• [Short exercise]
Take the data below and repeat it exactly.

** start Data for this task **

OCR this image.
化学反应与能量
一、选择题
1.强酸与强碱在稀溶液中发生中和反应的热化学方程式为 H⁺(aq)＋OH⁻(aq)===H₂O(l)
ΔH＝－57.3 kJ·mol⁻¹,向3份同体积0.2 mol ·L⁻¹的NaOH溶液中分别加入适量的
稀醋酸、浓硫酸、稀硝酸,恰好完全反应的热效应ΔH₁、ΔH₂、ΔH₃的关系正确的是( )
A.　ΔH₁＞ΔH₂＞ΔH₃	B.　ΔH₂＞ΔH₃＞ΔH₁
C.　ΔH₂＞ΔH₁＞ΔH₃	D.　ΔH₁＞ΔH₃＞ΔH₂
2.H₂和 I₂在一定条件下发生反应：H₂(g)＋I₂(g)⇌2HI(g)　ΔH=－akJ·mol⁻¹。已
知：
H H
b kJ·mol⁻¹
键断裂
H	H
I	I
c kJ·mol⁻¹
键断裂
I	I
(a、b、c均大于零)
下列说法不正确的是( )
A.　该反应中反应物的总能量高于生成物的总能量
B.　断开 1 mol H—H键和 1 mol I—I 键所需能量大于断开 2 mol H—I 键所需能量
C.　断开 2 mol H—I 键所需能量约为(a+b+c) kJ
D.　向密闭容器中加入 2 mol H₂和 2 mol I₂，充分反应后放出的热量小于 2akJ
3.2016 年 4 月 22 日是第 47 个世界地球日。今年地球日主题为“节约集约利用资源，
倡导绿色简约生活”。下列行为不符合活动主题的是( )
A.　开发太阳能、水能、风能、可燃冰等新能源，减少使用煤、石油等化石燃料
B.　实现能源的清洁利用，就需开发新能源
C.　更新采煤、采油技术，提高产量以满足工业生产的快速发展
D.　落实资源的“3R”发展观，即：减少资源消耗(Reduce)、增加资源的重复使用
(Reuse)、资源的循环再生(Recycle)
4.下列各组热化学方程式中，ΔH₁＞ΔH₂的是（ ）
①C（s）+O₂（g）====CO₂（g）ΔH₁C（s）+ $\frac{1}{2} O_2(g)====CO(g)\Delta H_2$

** end Data for this task **

• [Solution for this exercise]
OCR this image.
化学反应与能量
一、选择题
1.强酸与强碱在稀溶液中发生中和反应的热化学方程式为 H⁺(aq)＋OH⁻(aq)===H₂O(l)
ΔH＝－57.3 kJ·mol⁻¹,向3份同体积0.2 mol ·L⁻¹的NaOH溶液中分别加入适量的
稀醋酸、浓硫酸、稀硝酸,恰好完全反应的热效应ΔH₁、ΔH₂、ΔH₃的关系正确的是( )
A.　ΔH₁＞ΔH₂＞ΔH₃	B.　ΔH₂＞ΔH₃＞ΔH₁
C.　ΔH₂＞ΔH₁＞ΔH₃	D.　ΔH₁＞ΔH₃＞ΔH₂
2.H₂和 I₂在一定条件下发生反应：H₂(g)＋I₂(g)⇌2HI(g)　ΔH=－akJ·mol⁻¹。已
知：
H H
b kJ·mol⁻¹
键断裂
H	H
I	I
c kJ·mol⁻¹
键断裂
I	I
(a、b、c均大于零)
下列说法不正确的是( )
A.　该反应中反应物的总能量高于生成物的总能量
B.　断开 1 mol H—H键和 1 mol I—I 键所需能量大于断开 2 mol H—I 键所需能量
C.　断开 2 mol H—I 键所需能量约为(a+b+c) kJ
D.　向密闭容器中加入 2 mol H₂和 2 mol I₂，充分反应后放出的热量小于 2akJ
3.2016 年 4 月 22 日是第 47 个世界地球日。今年地球日主题为“节约集约利用资源，
倡导绿色简约生活”。下列行为不符合活动主题的是( )
A.　开发太阳能、水能、风能、可燃冰等新能源，减少使用煤、石油等化石燃料
B.　实现能源的清洁利用，就需开发新能源
C.　更新采煤、采油技术，提高产量以满足工业生产的快速发展
D.　落实资源的“3R”发展观，即：减少资源消耗(Reduce)、增加资源的重复使用
(Reuse)、资源的循环再生(Recycle)
4.下列各组热化学方程式中，ΔH₁＞ΔH₂的是（ ）
①C（s）+O₂（g）====CO₂（g）ΔH₁C（s）+ $\frac{1}{2} O_2(g)====CO(g)\Delta H_2$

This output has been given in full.